Objective |
Copy out all of the material exactly as presented.
*** Material to process ***
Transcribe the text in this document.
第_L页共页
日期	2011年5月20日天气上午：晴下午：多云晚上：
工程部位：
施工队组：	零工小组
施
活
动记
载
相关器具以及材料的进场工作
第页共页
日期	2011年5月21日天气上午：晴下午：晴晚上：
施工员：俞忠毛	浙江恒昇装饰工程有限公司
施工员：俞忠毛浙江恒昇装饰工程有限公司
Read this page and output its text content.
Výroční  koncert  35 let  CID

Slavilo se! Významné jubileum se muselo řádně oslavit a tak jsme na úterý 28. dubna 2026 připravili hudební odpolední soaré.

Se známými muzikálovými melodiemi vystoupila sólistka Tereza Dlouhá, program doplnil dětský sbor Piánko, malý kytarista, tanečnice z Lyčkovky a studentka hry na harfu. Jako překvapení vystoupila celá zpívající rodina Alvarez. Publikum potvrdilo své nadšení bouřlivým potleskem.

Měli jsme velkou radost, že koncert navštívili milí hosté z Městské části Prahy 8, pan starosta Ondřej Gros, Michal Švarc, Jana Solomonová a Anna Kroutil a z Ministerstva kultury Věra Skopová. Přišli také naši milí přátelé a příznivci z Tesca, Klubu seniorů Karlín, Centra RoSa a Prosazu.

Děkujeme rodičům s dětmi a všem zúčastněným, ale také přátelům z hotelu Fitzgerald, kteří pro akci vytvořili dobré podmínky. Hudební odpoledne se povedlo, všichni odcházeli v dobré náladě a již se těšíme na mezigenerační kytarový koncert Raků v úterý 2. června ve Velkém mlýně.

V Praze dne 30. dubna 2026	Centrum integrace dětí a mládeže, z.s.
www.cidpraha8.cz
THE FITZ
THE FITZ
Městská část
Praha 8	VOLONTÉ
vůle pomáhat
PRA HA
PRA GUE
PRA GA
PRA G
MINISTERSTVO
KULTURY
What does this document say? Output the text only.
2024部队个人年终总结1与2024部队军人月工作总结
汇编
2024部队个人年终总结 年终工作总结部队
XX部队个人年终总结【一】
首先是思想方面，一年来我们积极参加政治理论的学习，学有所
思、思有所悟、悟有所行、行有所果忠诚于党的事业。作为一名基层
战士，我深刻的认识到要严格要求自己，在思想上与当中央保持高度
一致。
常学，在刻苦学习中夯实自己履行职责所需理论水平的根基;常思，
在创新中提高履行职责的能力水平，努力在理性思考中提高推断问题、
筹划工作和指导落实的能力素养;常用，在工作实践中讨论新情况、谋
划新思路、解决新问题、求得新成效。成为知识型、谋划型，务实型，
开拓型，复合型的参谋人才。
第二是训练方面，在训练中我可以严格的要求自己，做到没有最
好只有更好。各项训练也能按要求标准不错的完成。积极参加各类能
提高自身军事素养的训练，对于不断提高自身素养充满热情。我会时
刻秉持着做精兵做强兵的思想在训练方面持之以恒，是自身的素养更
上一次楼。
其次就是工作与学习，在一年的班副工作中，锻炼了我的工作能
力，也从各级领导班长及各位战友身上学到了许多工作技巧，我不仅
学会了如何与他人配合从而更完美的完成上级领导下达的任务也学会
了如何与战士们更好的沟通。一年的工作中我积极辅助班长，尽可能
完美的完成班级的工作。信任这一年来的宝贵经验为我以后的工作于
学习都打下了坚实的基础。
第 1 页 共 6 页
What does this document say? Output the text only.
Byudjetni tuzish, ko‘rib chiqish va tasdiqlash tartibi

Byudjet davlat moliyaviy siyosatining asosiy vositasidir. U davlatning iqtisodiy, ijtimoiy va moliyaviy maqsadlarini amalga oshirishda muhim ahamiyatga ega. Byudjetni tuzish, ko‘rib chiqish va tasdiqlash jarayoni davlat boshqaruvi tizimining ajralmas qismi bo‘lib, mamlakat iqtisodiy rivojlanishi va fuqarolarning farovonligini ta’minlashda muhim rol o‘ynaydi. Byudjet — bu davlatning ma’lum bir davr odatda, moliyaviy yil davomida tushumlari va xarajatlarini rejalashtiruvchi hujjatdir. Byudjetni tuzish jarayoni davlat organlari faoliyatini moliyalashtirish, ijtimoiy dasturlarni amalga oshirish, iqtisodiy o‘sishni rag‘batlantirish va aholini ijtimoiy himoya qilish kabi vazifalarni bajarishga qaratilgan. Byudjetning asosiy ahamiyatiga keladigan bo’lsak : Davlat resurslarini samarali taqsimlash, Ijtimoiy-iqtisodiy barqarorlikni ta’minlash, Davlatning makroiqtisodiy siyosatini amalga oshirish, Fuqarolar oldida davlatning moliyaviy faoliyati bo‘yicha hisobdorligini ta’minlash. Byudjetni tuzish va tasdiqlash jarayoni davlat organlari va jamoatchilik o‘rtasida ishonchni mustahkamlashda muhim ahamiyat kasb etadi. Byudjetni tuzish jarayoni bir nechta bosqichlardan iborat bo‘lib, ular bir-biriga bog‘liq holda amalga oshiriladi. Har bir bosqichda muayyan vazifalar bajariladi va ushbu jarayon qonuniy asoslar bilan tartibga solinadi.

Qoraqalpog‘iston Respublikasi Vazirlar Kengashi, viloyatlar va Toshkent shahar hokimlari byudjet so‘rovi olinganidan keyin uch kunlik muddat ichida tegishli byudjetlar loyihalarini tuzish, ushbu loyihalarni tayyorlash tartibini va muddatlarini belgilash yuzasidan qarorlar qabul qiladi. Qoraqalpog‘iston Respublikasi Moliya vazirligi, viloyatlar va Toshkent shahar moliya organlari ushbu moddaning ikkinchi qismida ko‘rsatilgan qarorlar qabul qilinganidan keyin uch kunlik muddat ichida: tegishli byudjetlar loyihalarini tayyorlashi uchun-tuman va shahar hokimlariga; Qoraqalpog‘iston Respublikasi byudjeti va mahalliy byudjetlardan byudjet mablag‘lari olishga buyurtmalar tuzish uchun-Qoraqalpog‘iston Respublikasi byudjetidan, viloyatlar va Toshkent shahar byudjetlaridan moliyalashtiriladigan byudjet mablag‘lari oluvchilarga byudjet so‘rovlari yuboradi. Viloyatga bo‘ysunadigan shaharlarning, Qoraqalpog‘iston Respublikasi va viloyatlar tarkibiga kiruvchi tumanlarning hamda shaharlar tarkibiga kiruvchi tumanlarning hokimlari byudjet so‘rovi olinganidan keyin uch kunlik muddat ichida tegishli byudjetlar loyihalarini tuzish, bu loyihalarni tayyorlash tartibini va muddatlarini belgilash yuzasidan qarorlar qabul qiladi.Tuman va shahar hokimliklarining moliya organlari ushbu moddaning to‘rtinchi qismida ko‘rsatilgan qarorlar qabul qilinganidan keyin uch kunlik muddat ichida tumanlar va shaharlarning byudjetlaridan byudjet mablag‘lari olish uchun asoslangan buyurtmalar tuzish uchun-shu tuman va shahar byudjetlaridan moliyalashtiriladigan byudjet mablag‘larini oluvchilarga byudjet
***
Finished task |
Transcribe the text in this document.
第_L页共页
日期	2011年5月20日天气上午：晴下午：多云晚上：
工程部位：
施工队组：	零工小组
施
活
动记
载
相关器具以及材料的进场工作
第页共页
日期	2011年5月21日天气上午：晴下午：晴晚上：
施工员：俞忠毛	浙江恒昇装饰工程有限公司
施工员：俞忠毛浙江恒昇装饰工程有限公司
Read this page and output its text content.
Výroční  koncert  35 let  CID

Slavilo se! Významné jubileum se muselo řádně oslavit a tak jsme na úterý 28. dubna 2026 připravili hudební odpolední soaré.

Se známými muzikálovými melodiemi vystoupila sólistka Tereza Dlouhá, program doplnil dětský sbor Piánko, malý kytarista, tanečnice z Lyčkovky a studentka hry na harfu. Jako překvapení vystoupila celá zpívající rodina Alvarez. Publikum potvrdilo své nadšení bouřlivým potleskem.

Měli jsme velkou radost, že koncert navštívili milí hosté z Městské části Prahy 8, pan starosta Ondřej Gros, Michal Švarc, Jana Solomonová a Anna Kroutil a z Ministerstva kultury Věra Skopová. Přišli také naši milí přátelé a příznivci z Tesca, Klubu seniorů Karlín, Centra RoSa a Prosazu.

Děkujeme rodičům s dětmi a všem zúčastněným, ale také přátelům z hotelu Fitzgerald, kteří pro akci vytvořili dobré podmínky. Hudební odpoledne se povedlo, všichni odcházeli v dobré náladě a již se těšíme na mezigenerační kytarový koncert Raků v úterý 2. června ve Velkém mlýně.

V Praze dne 30. dubna 2026	Centrum integrace dětí a mládeže, z.s.
www.cidpraha8.cz
THE FITZ
THE FITZ
Městská část
Praha 8	VOLONTÉ
vůle pomáhat
PRA HA
PRA GUE
PRA GA
PRA G
MINISTERSTVO
KULTURY
What does this document say? Output the text only.
2024部队个人年终总结1与2024部队军人月工作总结
汇编
2024部队个人年终总结 年终工作总结部队
XX部队个人年终总结【一】
首先是思想方面，一年来我们积极参加政治理论的学习，学有所
思、思有所悟、悟有所行、行有所果忠诚于党的事业。作为一名基层
战士，我深刻的认识到要严格要求自己，在思想上与当中央保持高度
一致。
常学，在刻苦学习中夯实自己履行职责所需理论水平的根基;常思，
在创新中提高履行职责的能力水平，努力在理性思考中提高推断问题、
筹划工作和指导落实的能力素养;常用，在工作实践中讨论新情况、谋
划新思路、解决新问题、求得新成效。成为知识型、谋划型，务实型，
开拓型，复合型的参谋人才。
第二是训练方面，在训练中我可以严格的要求自己，做到没有最
好只有更好。各项训练也能按要求标准不错的完成。积极参加各类能
提高自身军事素养的训练，对于不断提高自身素养充满热情。我会时
刻秉持着做精兵做强兵的思想在训练方面持之以恒，是自身的素养更
上一次楼。
其次就是工作与学习，在一年的班副工作中，锻炼了我的工作能
力，也从各级领导班长及各位战友身上学到了许多工作技巧，我不仅
学会了如何与他人配合从而更完美的完成上级领导下达的任务也学会
了如何与战士们更好的沟通。一年的工作中我积极辅助班长，尽可能
完美的完成班级的工作。信任这一年来的宝贵经验为我以后的工作于
学习都打下了坚实的基础。
第 1 页 共 6 页
What does this document say? Output the text only.
Byudjetni tuzish, ko‘rib chiqish va tasdiqlash tartibi

Byudjet davlat moliyaviy siyosatining asosiy vositasidir. U davlatning iqtisodiy, ijtimoiy va moliyaviy maqsadlarini amalga oshirishda muhim ahamiyatga ega. Byudjetni tuzish, ko‘rib chiqish va tasdiqlash jarayoni davlat boshqaruvi tizimining ajralmas qismi bo‘lib, mamlakat iqtisodiy rivojlanishi va fuqarolarning farovonligini ta’minlashda muhim rol o‘ynaydi. Byudjet — bu davlatning ma’lum bir davr odatda, moliyaviy yil davomida tushumlari va xarajatlarini rejalashtiruvchi hujjatdir. Byudjetni tuzish jarayoni davlat organlari faoliyatini moliyalashtirish, ijtimoiy dasturlarni amalga oshirish, iqtisodiy o‘sishni rag‘batlantirish va aholini ijtimoiy himoya qilish kabi vazifalarni bajarishga qaratilgan. Byudjetning asosiy ahamiyatiga keladigan bo’lsak : Davlat resurslarini samarali taqsimlash, Ijtimoiy-iqtisodiy barqarorlikni ta’minlash, Davlatning makroiqtisodiy siyosatini amalga oshirish, Fuqarolar oldida davlatning moliyaviy faoliyati bo‘yicha hisobdorligini ta’minlash. Byudjetni tuzish va tasdiqlash jarayoni davlat organlari va jamoatchilik o‘rtasida ishonchni mustahkamlashda muhim ahamiyat kasb etadi. Byudjetni tuzish jarayoni bir nechta bosqichlardan iborat bo‘lib, ular bir-biriga bog‘liq holda amalga oshiriladi. Har bir bosqichda muayyan vazifalar bajariladi va ushbu jarayon qonuniy asoslar bilan tartibga solinadi.

Qoraqalpog‘iston Respublikasi Vazirlar Kengashi, viloyatlar va Toshkent shahar hokimlari byudjet so‘rovi olinganidan keyin uch kunlik muddat ichida tegishli byudjetlar loyihalarini tuzish, ushbu loyihalarni tayyorlash tartibini va muddatlarini belgilash yuzasidan qarorlar qabul qiladi. Qoraqalpog‘iston Respublikasi Moliya vazirligi, viloyatlar va Toshkent shahar moliya organlari ushbu moddaning ikkinchi qismida ko‘rsatilgan qarorlar qabul qilinganidan keyin uch kunlik muddat ichida: tegishli byudjetlar loyihalarini tayyorlashi uchun-tuman va shahar hokimlariga; Qoraqalpog‘iston Respublikasi byudjeti va mahalliy byudjetlardan byudjet mablag‘lari olishga buyurtmalar tuzish uchun-Qoraqalpog‘iston Respublikasi byudjetidan, viloyatlar va Toshkent shahar byudjetlaridan moliyalashtiriladigan byudjet mablag‘lari oluvchilarga byudjet so‘rovlari yuboradi. Viloyatga bo‘ysunadigan shaharlarning, Qoraqalpog‘iston Respublikasi va viloyatlar tarkibiga kiruvchi tumanlarning hamda shaharlar tarkibiga kiruvchi tumanlarning hokimlari byudjet so‘rovi olinganidan keyin uch kunlik muddat ichida tegishli byudjetlar loyihalarini tuzish, bu loyihalarni tayyorlash tartibini va muddatlarini belgilash yuzasidan qarorlar qabul qiladi.Tuman va shahar hokimliklarining moliya organlari ushbu moddaning to‘rtinchi qismida ko‘rsatilgan qarorlar qabul qilinganidan keyin uch kunlik muddat ichida tumanlar va shaharlarning byudjetlaridan byudjet mablag‘lari olish uchun asoslangan buyurtmalar tuzish uchun-shu tuman va shahar byudjetlaridan moliyalashtiriladigan byudjet mablag‘larini oluvchilarga byudjet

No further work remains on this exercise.